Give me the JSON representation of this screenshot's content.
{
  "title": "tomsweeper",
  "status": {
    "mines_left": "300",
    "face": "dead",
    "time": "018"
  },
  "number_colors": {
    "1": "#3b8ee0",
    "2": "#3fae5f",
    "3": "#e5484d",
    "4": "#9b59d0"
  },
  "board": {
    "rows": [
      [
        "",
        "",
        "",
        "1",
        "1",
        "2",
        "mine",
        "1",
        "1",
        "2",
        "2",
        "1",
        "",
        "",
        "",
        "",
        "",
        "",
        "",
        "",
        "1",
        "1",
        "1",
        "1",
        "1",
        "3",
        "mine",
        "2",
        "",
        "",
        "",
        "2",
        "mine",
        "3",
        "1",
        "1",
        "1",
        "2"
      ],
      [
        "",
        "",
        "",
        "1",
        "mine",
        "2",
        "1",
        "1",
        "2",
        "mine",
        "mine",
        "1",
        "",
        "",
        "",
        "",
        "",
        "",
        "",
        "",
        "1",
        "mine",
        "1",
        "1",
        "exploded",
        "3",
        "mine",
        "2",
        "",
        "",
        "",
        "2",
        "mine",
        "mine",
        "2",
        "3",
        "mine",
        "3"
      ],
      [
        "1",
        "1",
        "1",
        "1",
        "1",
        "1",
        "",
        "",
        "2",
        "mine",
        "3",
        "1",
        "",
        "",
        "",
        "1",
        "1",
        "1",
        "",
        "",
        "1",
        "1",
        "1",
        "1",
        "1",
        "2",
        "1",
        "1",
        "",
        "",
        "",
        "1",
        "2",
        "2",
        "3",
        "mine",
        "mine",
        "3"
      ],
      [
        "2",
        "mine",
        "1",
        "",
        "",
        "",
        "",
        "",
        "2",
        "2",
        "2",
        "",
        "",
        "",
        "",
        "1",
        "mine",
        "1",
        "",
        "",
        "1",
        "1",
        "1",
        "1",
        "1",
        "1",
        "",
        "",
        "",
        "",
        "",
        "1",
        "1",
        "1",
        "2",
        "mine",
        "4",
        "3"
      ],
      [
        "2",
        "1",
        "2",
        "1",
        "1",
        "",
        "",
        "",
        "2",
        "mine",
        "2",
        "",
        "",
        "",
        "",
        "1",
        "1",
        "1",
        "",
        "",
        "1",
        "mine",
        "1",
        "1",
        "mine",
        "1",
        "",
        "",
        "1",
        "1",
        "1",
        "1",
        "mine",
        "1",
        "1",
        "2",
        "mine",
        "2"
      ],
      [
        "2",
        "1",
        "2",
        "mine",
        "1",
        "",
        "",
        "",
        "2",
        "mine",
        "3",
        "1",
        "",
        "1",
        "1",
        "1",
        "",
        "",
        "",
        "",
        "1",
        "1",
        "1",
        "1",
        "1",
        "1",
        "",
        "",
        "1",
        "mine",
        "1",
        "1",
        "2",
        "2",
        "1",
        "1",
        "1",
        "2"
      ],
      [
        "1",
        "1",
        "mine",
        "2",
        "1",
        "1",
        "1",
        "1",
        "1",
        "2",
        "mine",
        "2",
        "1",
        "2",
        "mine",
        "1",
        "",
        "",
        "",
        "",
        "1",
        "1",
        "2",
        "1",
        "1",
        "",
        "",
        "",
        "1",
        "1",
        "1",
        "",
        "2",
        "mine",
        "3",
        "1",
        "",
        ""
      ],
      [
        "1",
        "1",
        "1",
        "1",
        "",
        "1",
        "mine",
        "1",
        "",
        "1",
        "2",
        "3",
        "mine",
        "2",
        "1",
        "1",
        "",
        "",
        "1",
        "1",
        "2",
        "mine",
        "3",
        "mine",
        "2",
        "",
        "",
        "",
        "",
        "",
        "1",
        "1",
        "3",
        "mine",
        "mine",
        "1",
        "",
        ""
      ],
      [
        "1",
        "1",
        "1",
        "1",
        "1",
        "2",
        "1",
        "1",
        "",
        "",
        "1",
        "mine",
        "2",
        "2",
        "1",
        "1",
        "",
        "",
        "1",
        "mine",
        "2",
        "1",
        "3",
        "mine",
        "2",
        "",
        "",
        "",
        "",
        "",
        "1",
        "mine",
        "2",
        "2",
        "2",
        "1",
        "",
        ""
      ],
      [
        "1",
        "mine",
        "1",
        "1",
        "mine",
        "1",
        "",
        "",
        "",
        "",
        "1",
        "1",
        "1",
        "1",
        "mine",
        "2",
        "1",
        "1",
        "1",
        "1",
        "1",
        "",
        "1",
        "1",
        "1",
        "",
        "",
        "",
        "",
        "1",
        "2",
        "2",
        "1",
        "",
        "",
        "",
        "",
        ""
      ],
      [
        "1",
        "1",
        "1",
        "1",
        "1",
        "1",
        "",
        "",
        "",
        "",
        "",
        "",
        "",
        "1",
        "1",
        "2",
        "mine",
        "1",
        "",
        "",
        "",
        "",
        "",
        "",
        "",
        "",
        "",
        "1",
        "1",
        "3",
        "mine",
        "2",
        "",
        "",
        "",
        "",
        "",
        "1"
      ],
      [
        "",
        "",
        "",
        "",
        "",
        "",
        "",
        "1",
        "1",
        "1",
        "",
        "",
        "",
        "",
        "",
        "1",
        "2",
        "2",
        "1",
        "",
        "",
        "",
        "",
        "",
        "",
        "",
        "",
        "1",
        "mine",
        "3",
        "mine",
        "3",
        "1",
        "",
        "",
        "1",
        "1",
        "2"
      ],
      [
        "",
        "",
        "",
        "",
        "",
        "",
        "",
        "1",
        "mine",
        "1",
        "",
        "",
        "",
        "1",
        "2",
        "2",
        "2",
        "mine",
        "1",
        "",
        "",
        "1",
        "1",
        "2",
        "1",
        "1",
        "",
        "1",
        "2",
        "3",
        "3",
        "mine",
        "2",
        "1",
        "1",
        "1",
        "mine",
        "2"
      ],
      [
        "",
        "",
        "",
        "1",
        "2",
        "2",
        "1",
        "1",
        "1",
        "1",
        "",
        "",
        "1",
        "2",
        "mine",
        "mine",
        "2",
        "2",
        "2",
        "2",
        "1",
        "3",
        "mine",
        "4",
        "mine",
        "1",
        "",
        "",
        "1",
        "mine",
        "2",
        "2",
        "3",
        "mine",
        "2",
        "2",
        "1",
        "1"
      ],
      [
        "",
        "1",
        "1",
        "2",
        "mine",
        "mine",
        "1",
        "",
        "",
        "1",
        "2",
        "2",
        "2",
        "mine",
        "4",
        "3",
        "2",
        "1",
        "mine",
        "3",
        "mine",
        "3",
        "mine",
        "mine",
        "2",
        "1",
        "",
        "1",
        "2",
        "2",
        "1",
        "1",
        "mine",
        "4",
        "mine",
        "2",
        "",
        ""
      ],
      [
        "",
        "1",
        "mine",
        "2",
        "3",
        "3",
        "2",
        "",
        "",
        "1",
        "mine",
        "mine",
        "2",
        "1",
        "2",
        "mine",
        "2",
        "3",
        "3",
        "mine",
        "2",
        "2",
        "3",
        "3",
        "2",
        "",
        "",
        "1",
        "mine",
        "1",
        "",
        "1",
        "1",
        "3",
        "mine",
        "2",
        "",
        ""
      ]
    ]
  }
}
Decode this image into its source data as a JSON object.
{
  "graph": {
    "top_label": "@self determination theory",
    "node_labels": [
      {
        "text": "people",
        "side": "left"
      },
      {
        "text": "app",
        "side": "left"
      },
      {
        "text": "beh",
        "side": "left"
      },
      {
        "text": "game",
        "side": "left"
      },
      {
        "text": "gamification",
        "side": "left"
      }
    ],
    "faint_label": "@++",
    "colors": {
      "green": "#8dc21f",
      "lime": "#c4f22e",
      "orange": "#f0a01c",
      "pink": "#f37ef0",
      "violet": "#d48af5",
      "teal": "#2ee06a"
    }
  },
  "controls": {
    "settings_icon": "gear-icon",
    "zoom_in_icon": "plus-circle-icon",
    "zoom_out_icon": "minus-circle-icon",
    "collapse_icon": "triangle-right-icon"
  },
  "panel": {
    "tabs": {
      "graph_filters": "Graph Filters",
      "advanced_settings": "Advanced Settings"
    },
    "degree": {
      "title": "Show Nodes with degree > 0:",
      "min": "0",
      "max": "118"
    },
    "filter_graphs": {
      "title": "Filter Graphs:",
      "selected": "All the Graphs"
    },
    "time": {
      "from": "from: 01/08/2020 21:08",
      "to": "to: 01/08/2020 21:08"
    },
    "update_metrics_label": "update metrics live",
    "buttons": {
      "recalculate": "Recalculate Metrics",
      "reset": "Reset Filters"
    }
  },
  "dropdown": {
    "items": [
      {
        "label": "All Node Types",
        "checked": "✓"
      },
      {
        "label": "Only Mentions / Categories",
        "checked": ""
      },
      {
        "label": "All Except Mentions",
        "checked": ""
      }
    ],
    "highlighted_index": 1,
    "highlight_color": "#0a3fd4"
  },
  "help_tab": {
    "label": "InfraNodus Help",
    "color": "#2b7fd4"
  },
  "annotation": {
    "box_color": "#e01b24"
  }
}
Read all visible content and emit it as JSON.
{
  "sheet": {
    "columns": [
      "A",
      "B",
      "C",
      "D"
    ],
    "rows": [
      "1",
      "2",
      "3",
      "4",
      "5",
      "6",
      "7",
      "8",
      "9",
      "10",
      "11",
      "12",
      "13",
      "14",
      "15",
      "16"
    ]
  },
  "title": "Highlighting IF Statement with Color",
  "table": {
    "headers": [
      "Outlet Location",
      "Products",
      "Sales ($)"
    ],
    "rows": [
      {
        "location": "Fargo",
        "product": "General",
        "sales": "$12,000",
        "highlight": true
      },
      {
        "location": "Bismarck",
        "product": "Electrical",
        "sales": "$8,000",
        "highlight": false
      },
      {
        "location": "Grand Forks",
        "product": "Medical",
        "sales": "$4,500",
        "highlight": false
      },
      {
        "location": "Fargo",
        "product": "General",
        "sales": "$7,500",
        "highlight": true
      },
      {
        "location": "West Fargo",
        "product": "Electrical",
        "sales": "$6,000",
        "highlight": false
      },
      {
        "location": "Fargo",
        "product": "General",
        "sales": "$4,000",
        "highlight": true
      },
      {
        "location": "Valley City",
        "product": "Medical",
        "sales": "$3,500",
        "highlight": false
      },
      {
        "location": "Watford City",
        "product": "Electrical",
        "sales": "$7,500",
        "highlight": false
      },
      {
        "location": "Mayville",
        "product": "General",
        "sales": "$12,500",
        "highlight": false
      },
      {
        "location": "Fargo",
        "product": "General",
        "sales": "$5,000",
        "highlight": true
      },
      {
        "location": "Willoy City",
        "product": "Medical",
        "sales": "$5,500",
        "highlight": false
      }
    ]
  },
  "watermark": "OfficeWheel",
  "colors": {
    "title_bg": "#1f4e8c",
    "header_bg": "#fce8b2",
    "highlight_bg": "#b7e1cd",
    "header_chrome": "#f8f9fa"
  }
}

* * *

(Directions for this task): Some lines of the data above may hold the word "JSON"; report how many do, and nothing else.

(Correct response): 3